Accessing Ozone from Spark

In CML, you can connect Spark to the Ozone object store with a script. The following example demonstrates how to do this.

This script, in Scala, counts the number of word occurrences in a text file. The key point in this example is to use the following string to refer to the text file: ofs://omservice1/s3v/hivetest/spark/jedi_wisdom.txt

Word counting example in Scala

import sys.process._

// Put the input file into Ozone
//"hdfs dfs -put data/jedi_wisdom.txt ofs://omservice1/s3v/hivetest/spark" !

// Set the following spark setting in the file "spark-defaults.conf" on the CML session using terminal
//spark.yarn.access.hadoopFileSystems=ofs://omservice1/s3v/hivetest

//count lower bound
val threshold = 2
// this file must already exist in hdfs, add a
// local version by dropping into the terminal.
val tokenized = sc.textFile("ofs://omservice1/s3v/hivetest/spark/jedi_wisdom.txt").flatMap(_.split(" "))
// count the occurrence of each word
val wordCounts = tokenized.map((_ , 1)).reduceByKey(_ + _)
// filter out words with fewer than threshold occurrences
val filtered = wordCounts.filter(_._2 >= threshold)
System.out.println(filtered.collect().mkString(","))

※

• [What you will do]:
1: Answer these questions from the text on accessing Ozone from Spark:
(a) In what language is the word-counting script written?
(b) What value is assigned to threshold?
(c) In which file should the spark.yarn.access.hadoopFileSystems setting be placed?
2: Quote the records from their first line through the line that contains "signal-icon [573, 30, 606, 52]", with both ends included, and nothing more.
The records are separate material, unrelated to the text on accessing Ozone from Spark.

• [Given records]:

※

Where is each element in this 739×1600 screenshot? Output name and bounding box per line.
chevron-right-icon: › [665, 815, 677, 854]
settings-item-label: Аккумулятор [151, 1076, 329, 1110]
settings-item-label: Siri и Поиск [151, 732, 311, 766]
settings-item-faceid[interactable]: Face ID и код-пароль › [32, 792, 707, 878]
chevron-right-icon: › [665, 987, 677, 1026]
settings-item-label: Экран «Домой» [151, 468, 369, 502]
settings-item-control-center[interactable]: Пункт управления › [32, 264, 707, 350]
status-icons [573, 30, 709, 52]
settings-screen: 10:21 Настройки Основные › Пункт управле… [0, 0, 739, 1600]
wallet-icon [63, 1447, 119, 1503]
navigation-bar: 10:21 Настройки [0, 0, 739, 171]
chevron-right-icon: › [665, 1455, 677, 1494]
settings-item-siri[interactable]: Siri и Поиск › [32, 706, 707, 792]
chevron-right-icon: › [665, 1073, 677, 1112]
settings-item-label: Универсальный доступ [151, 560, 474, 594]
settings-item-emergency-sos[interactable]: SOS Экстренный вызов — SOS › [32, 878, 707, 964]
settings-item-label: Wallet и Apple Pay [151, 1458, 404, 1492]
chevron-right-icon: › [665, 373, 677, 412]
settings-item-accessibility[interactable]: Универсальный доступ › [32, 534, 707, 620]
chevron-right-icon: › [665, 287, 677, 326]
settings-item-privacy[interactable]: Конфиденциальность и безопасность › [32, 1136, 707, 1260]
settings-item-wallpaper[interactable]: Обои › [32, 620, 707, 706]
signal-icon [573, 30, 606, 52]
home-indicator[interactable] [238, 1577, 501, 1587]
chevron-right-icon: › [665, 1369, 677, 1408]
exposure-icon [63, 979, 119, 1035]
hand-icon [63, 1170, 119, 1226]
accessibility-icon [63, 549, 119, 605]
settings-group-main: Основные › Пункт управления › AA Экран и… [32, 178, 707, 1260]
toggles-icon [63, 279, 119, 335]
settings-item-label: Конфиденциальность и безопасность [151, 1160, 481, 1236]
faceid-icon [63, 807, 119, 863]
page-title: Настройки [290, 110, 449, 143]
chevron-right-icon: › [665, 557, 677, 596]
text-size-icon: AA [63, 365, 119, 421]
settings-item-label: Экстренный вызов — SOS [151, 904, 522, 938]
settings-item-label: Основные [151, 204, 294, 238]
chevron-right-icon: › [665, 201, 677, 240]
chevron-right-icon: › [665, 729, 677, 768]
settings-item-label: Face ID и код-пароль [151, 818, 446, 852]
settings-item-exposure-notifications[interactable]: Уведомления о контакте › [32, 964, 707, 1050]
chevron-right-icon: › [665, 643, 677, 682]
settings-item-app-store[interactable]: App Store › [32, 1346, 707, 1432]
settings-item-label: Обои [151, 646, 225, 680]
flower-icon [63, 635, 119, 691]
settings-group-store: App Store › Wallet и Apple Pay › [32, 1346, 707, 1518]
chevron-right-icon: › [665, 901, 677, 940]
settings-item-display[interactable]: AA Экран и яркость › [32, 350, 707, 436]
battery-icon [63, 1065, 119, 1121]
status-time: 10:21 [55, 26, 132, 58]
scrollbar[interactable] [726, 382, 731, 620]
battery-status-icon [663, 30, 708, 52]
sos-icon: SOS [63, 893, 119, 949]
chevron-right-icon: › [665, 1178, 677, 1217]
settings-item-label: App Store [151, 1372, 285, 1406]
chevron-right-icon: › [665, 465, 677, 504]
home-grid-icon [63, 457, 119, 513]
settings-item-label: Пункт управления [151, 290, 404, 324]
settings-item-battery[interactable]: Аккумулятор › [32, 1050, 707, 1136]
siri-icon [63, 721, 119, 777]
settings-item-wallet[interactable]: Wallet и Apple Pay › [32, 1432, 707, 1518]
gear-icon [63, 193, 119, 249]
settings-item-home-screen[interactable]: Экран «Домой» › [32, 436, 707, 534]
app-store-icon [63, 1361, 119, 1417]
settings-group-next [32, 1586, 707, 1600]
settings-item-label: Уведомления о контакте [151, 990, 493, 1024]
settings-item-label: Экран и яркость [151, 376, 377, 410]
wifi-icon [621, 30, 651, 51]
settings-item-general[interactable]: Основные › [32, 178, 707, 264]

※

• [Task solutions]:
1:
(a) Scala
(b) 2
(c) spark-defaults.conf

2:
Where is each element in this 739×1600 screenshot? Output name and bounding box per line.
chevron-right-icon: › [665, 815, 677, 854]
settings-item-label: Аккумулятор [151, 1076, 329, 1110]
settings-item-label: Siri и Поиск [151, 732, 311, 766]
settings-item-faceid[interactable]: Face ID и код-пароль › [32, 792, 707, 878]
chevron-right-icon: › [665, 987, 677, 1026]
settings-item-label: Экран «Домой» [151, 468, 369, 502]
settings-item-control-center[interactable]: Пункт управления › [32, 264, 707, 350]
status-icons [573, 30, 709, 52]
settings-screen: 10:21 Настройки Основные › Пункт управле… [0, 0, 739, 1600]
wallet-icon [63, 1447, 119, 1503]
navigation-bar: 10:21 Настройки [0, 0, 739, 171]
chevron-right-icon: › [665, 1455, 677, 1494]
settings-item-siri[interactable]: Siri и Поиск › [32, 706, 707, 792]
chevron-right-icon: › [665, 1073, 677, 1112]
settings-item-label: Универсальный доступ [151, 560, 474, 594]
settings-item-emergency-sos[interactable]: SOS Экстренный вызов — SOS › [32, 878, 707, 964]
settings-item-label: Wallet и Apple Pay [151, 1458, 404, 1492]
chevron-right-icon: › [665, 373, 677, 412]
settings-item-accessibility[interactable]: Универсальный доступ › [32, 534, 707, 620]
chevron-right-icon: › [665, 287, 677, 326]
settings-item-privacy[interactable]: Конфиденциальность и безопасность › [32, 1136, 707, 1260]
settings-item-wallpaper[interactable]: Обои › [32, 620, 707, 706]
signal-icon [573, 30, 606, 52]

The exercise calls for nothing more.